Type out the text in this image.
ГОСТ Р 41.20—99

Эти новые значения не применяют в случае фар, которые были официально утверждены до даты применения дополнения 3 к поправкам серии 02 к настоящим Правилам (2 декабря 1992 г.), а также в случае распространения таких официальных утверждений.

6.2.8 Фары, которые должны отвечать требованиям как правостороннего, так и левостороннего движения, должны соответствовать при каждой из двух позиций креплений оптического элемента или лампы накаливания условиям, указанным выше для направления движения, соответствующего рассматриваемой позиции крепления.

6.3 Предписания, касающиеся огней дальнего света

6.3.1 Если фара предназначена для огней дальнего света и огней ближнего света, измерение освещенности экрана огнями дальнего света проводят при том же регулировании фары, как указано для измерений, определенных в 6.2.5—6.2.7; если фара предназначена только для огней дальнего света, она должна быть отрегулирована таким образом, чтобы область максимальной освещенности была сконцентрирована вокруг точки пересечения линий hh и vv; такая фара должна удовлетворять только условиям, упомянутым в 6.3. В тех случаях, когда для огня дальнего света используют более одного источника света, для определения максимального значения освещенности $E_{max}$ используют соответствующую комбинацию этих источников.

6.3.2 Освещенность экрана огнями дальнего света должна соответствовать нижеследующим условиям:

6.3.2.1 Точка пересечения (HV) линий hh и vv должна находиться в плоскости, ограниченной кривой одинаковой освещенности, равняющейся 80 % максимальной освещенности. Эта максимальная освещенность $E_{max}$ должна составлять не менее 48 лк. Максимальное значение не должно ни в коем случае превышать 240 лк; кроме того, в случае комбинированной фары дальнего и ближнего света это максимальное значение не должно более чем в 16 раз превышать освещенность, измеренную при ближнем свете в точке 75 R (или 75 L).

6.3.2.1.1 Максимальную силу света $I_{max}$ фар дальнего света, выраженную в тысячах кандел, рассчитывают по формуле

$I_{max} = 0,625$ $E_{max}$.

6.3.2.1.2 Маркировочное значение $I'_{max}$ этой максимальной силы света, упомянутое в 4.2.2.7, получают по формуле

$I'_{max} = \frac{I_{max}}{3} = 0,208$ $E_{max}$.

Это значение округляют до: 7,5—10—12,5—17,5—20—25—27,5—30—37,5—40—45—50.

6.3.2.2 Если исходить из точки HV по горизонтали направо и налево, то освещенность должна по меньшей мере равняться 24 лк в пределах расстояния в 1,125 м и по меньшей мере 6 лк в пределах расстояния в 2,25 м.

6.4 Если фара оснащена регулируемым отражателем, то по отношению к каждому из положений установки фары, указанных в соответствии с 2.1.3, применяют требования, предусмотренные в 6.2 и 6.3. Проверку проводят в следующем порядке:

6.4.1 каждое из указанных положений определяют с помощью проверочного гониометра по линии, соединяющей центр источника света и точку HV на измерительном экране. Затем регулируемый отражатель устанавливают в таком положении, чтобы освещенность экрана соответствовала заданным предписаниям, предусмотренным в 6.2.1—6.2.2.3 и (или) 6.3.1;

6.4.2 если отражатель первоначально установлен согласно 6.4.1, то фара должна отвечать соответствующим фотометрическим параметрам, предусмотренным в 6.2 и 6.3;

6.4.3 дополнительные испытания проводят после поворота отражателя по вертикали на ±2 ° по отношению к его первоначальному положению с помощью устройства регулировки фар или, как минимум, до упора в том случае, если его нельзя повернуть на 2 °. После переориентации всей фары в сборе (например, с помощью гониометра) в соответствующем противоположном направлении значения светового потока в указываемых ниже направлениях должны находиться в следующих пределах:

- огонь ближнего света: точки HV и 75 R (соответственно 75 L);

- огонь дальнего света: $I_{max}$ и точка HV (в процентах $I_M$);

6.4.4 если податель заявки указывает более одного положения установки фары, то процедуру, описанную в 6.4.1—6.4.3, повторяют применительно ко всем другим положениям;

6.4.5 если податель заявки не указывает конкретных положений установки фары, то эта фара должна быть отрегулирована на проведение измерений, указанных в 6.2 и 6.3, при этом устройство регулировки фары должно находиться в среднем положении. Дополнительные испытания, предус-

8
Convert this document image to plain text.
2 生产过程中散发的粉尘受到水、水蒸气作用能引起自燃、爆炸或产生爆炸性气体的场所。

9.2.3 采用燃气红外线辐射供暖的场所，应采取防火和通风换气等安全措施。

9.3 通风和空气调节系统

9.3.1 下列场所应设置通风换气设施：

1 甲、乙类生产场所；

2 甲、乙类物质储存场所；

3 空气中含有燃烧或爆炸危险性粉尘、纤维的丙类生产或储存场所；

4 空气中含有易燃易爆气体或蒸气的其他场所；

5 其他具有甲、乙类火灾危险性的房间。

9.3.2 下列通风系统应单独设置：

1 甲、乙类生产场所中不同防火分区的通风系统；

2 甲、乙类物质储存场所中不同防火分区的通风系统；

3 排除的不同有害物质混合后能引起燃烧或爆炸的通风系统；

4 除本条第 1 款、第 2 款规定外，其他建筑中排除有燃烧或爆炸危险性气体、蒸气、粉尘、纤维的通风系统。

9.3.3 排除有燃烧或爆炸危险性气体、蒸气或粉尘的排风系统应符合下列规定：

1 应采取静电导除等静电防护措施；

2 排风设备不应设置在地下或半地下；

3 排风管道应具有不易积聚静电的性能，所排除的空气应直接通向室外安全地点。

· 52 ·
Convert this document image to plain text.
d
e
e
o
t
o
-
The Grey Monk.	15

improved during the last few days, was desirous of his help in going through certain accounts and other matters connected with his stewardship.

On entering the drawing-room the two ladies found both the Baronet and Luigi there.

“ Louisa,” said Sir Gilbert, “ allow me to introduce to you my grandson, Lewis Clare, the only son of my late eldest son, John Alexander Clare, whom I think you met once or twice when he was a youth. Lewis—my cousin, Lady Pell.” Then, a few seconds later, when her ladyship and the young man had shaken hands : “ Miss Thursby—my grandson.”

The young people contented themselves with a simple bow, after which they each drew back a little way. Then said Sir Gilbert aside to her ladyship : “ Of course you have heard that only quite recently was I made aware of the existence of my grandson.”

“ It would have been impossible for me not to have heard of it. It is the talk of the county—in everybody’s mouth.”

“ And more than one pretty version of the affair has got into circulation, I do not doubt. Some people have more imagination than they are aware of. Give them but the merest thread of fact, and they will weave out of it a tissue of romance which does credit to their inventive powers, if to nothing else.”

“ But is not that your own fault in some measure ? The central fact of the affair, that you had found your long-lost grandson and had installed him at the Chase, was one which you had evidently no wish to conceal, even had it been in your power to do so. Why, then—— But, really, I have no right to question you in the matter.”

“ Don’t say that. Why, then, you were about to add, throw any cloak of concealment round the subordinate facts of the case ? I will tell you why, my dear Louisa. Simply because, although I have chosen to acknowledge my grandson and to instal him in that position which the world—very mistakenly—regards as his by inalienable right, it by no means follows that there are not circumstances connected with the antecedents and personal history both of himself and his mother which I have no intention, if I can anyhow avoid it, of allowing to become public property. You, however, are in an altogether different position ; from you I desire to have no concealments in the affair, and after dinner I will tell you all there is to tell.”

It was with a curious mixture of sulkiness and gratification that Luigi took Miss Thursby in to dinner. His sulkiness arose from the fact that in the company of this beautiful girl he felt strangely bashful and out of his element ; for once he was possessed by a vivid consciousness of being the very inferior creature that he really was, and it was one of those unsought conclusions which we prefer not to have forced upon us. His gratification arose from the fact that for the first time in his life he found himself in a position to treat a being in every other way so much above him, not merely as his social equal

■ Given instruction: In the records above, find each line with the word "aware" and copy it.

■ Answer to this problem:
The young people contented themselves with a simple bow, after which they each drew back a little way. Then said Sir Gilbert aside to her ladyship : “ Of course you have heard that only quite recently was I made aware of the existence of my grandson.”
“ And more than one pretty version of the affair has got into circulation, I do not doubt. Some people have more imagination than they are aware of. Give them but the merest thread of fact, and they will weave out of it a tissue of romance which does credit to their inventive powers, if to nothing else.”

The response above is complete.